TEXT EXCERPT >>
>> begin
MarkLogic 8 - XQuery write large result set to a file efficiently

258 views Asked by At

UPDATE: See MarkLogic 8 - Stream large result set to a file - JavaScript - Node.js Client API for someone's answer on how to do this in Javascript. This question is specifically asking about XQuery.

I have a web application that consumes rest services hosted in node.js.

Node simply proxies the request to XQuery which then queries MarkLogic. These queries already have paging setup and work fine in the normal case to return a page of data to the UI.

I need to have an export feature such that when I put a URL parameter of export=all on a request, it doesn't lookup a page anymore.

At that point it should get the whole result set, even if it's a million records, and save it to a file.

The actual request needs to return immediately saying, "We will notify you when your download is ready."

One suggestion was to use xdmp:spawn to call the XQuery in the background which would save the results to a file. My actual HTTP request could then return immediately.

For the spawn piece, I think the idea is that I run my query with different options in order to get all results instead of one page. Then I would loop through the data and create a string variable to call xdmp:save with.

Some questions, is this a good idea? Is there a better way? If I loop through the result set and it does happen to be very large (gigabytes) it could cause memory issues.

Is there no way to directly stream the results to a file in XQuery?

Note: Another idea I had was to intercept the request at the proxy (node) layer and then do an xdmp:estimate to get the record count and then loop through querying each page and flushing it to disk. In this case I would need to find some way to return my request immediately yet process in the background in node which seems to have some ideas here: http://www.pubnub.com/blog/node-background-jobs-async-processing-for-async-language/

1

There are 1 answers

2
ehennum On

One possible strategy would be to use a self-spawning task that, on each iteration, gets the next page of the results for a query.

Instead of saving the results directly to a file, however, you might want to consider using xdmp:http-post() to send each page to a server:

http://docs.marklogic.com/xdmp:http-post?q=xdmp:http-post&v=8.0&api=true

In particular, the server could be a Node.js server that appends each page as it arrives to a file or any other datasink.

That way, Node.js could handle the long-running asynchronous IO with minimal load on the database server.

When a self-spawned task hits the end of the query, it can again use an HTTP request to notify Node.js to close the file and report that the export is finished.

Hping that helps,
>> end
DATASET >>
>> begin
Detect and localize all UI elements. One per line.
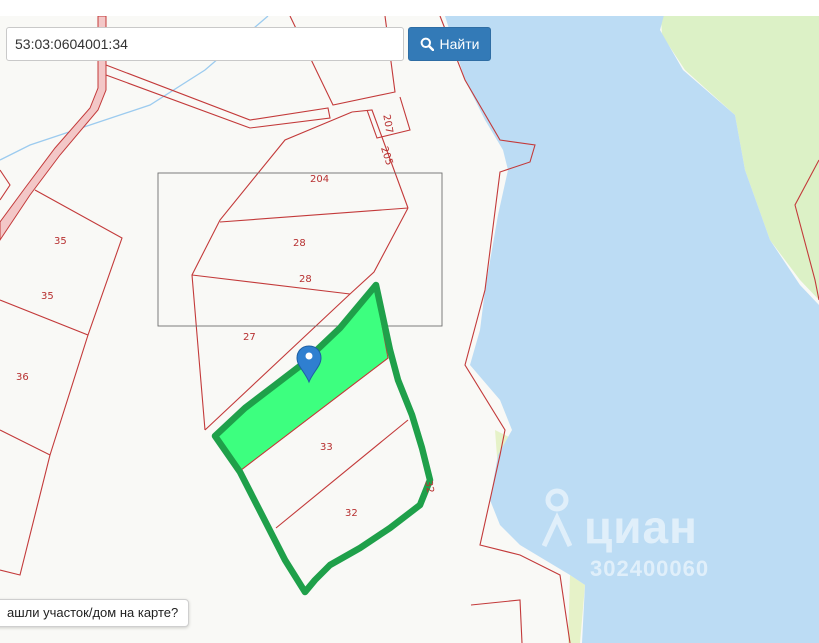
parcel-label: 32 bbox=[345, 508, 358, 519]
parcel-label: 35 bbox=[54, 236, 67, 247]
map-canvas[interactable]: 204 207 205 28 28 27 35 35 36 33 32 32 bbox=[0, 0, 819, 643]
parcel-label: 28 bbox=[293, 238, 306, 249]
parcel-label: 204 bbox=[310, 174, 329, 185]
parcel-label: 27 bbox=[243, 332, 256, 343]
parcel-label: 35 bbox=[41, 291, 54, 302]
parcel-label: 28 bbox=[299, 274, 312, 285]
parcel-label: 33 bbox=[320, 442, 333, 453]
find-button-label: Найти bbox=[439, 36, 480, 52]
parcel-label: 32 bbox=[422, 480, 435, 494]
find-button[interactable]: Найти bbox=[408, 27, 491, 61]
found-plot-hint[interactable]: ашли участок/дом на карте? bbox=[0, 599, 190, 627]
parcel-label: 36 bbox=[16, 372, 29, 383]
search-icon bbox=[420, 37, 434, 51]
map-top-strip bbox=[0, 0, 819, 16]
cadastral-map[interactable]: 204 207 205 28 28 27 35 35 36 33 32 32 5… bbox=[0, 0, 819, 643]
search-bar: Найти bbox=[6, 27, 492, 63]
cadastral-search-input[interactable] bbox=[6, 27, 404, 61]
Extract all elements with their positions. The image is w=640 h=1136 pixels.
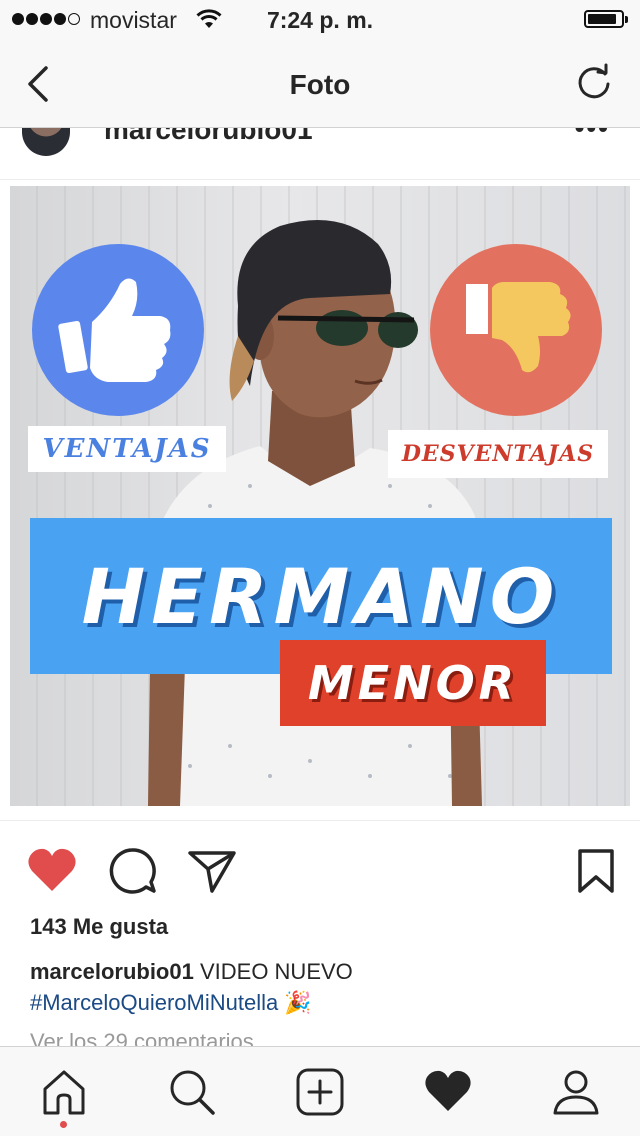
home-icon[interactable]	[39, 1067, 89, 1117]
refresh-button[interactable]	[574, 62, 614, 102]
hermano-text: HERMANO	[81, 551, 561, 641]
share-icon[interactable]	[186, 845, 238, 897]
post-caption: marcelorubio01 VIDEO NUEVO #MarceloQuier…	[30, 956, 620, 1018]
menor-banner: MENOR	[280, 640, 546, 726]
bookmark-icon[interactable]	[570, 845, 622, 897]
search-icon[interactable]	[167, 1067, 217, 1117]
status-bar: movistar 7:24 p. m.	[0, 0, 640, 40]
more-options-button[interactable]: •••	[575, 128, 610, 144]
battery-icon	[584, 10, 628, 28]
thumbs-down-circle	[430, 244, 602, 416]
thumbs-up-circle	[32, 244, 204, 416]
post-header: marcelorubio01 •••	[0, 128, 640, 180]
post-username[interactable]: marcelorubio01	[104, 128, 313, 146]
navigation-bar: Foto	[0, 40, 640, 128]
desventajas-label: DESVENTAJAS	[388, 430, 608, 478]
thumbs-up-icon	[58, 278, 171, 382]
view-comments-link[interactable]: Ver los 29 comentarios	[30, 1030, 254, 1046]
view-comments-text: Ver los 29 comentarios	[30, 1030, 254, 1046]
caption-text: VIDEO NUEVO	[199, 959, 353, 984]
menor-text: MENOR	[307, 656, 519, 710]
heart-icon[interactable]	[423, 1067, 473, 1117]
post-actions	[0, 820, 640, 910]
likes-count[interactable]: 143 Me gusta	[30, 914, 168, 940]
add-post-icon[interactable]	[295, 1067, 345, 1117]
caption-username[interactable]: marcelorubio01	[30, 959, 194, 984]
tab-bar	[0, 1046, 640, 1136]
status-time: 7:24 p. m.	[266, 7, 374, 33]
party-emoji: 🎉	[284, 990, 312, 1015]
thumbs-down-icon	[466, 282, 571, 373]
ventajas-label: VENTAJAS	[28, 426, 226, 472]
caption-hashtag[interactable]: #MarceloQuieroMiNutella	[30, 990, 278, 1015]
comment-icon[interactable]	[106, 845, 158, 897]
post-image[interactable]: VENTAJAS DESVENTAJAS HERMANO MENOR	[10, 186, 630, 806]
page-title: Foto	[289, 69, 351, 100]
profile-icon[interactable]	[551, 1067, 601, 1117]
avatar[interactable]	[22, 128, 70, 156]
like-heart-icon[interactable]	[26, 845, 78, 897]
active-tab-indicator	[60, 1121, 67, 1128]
>> end
GIVEN REQUEST 1 >>
Name every function with the xdmp: prefix that the MarkLogic export thread mentions, counting each one once.
GIVEN REQUEST 2 >>
Translate this sentence from the MarkLogic export thread into Spanish: "That way, Node.js could handle the long-running asynchronous IO with minimal load on the database server."
GIVEN REQUEST 3 >>
Copy the MarkLogic export thread word for word, from "There are 1" up to and including "any other datasink.".

TASK RESULT 1 >>
xdmp:spawn, xdmp:save, xdmp:estimate, xdmp:http-post()

TASK RESULT 2 >>
De ese modo, Node.js podría encargarse de la E/S asíncrona de larga duración con una carga mínima sobre el servidor de la base de datos.

TASK RESULT 3 >>
There are 1 answers

2
ehennum On

One possible strategy would be to use a self-spawning task that, on each iteration, gets the next page of the results for a query.

Instead of saving the results directly to a file, however, you might want to consider using xdmp:http-post() to send each page to a server:

http://docs.marklogic.com/xdmp:http-post?q=xdmp:http-post&v=8.0&api=true

In particular, the server could be a Node.js server that appends each page as it arrives to a file or any other datasink.